(Recorded data)
>> START

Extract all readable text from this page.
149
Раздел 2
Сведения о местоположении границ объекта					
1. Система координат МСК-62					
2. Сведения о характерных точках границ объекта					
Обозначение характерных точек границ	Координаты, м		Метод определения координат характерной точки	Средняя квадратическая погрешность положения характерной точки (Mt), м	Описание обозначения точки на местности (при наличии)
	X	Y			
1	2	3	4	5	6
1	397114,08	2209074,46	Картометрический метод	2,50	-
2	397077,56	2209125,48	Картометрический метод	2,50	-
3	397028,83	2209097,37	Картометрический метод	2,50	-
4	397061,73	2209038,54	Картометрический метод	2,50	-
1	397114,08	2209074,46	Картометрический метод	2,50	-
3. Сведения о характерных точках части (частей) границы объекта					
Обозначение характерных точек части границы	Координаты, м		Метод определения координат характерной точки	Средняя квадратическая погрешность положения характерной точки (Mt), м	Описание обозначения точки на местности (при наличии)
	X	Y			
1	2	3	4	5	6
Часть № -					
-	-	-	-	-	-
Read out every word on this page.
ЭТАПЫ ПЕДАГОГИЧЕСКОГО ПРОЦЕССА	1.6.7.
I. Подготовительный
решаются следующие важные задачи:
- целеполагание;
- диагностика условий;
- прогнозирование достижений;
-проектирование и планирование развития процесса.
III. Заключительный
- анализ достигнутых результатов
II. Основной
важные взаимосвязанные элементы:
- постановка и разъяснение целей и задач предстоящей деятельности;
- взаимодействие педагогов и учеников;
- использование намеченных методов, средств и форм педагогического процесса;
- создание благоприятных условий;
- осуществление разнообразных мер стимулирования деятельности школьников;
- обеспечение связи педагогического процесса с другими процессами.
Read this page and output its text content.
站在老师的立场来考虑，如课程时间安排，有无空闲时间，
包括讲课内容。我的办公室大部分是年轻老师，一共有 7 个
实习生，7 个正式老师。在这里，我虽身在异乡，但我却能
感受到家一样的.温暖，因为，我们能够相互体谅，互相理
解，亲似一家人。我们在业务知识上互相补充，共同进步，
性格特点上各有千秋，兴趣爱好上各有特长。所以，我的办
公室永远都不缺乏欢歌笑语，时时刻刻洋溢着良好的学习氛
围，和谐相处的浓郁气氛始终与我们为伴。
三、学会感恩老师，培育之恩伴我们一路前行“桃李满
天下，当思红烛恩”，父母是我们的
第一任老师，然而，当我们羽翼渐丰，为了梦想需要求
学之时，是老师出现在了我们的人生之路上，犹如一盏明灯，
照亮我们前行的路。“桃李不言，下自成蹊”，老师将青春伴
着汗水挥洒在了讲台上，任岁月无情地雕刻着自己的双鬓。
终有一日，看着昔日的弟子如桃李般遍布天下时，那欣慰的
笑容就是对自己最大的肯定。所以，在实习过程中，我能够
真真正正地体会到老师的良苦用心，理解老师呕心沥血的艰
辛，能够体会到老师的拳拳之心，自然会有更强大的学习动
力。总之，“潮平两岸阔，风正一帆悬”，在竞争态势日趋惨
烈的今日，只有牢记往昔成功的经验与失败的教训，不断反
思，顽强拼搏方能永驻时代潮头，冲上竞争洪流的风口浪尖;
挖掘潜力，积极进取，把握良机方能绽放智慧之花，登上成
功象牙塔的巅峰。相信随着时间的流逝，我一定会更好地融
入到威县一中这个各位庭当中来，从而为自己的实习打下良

>> END

#### Given task:
Return the material in full, exactly as shown.

#### Answer in full:
Extract all readable text from this page.
149
Раздел 2
Сведения о местоположении границ объекта					
1. Система координат МСК-62					
2. Сведения о характерных точках границ объекта					
Обозначение характерных точек границ	Координаты, м		Метод определения координат характерной точки	Средняя квадратическая погрешность положения характерной точки (Mt), м	Описание обозначения точки на местности (при наличии)
	X	Y			
1	2	3	4	5	6
1	397114,08	2209074,46	Картометрический метод	2,50	-
2	397077,56	2209125,48	Картометрический метод	2,50	-
3	397028,83	2209097,37	Картометрический метод	2,50	-
4	397061,73	2209038,54	Картометрический метод	2,50	-
1	397114,08	2209074,46	Картометрический метод	2,50	-
3. Сведения о характерных точках части (частей) границы объекта					
Обозначение характерных точек части границы	Координаты, м		Метод определения координат характерной точки	Средняя квадратическая погрешность положения характерной точки (Mt), м	Описание обозначения точки на местности (при наличии)
	X	Y			
1	2	3	4	5	6
Часть № -					
-	-	-	-	-	-
Read out every word on this page.
ЭТАПЫ ПЕДАГОГИЧЕСКОГО ПРОЦЕССА	1.6.7.
I. Подготовительный
решаются следующие важные задачи:
- целеполагание;
- диагностика условий;
- прогнозирование достижений;
-проектирование и планирование развития процесса.
III. Заключительный
- анализ достигнутых результатов
II. Основной
важные взаимосвязанные элементы:
- постановка и разъяснение целей и задач предстоящей деятельности;
- взаимодействие педагогов и учеников;
- использование намеченных методов, средств и форм педагогического процесса;
- создание благоприятных условий;
- осуществление разнообразных мер стимулирования деятельности школьников;
- обеспечение связи педагогического процесса с другими процессами.
Read this page and output its text content.
站在老师的立场来考虑，如课程时间安排，有无空闲时间，
包括讲课内容。我的办公室大部分是年轻老师，一共有 7 个
实习生，7 个正式老师。在这里，我虽身在异乡，但我却能
感受到家一样的.温暖，因为，我们能够相互体谅，互相理
解，亲似一家人。我们在业务知识上互相补充，共同进步，
性格特点上各有千秋，兴趣爱好上各有特长。所以，我的办
公室永远都不缺乏欢歌笑语，时时刻刻洋溢着良好的学习氛
围，和谐相处的浓郁气氛始终与我们为伴。
三、学会感恩老师，培育之恩伴我们一路前行“桃李满
天下，当思红烛恩”，父母是我们的
第一任老师，然而，当我们羽翼渐丰，为了梦想需要求
学之时，是老师出现在了我们的人生之路上，犹如一盏明灯，
照亮我们前行的路。“桃李不言，下自成蹊”，老师将青春伴
着汗水挥洒在了讲台上，任岁月无情地雕刻着自己的双鬓。
终有一日，看着昔日的弟子如桃李般遍布天下时，那欣慰的
笑容就是对自己最大的肯定。所以，在实习过程中，我能够
真真正正地体会到老师的良苦用心，理解老师呕心沥血的艰
辛，能够体会到老师的拳拳之心，自然会有更强大的学习动
力。总之，“潮平两岸阔，风正一帆悬”，在竞争态势日趋惨
烈的今日，只有牢记往昔成功的经验与失败的教训，不断反
思，顽强拼搏方能永驻时代潮头，冲上竞争洪流的风口浪尖;
挖掘潜力，积极进取，把握良机方能绽放智慧之花，登上成
功象牙塔的巅峰。相信随着时间的流逝，我一定会更好地融
入到威县一中这个各位庭当中来，从而为自己的实习打下良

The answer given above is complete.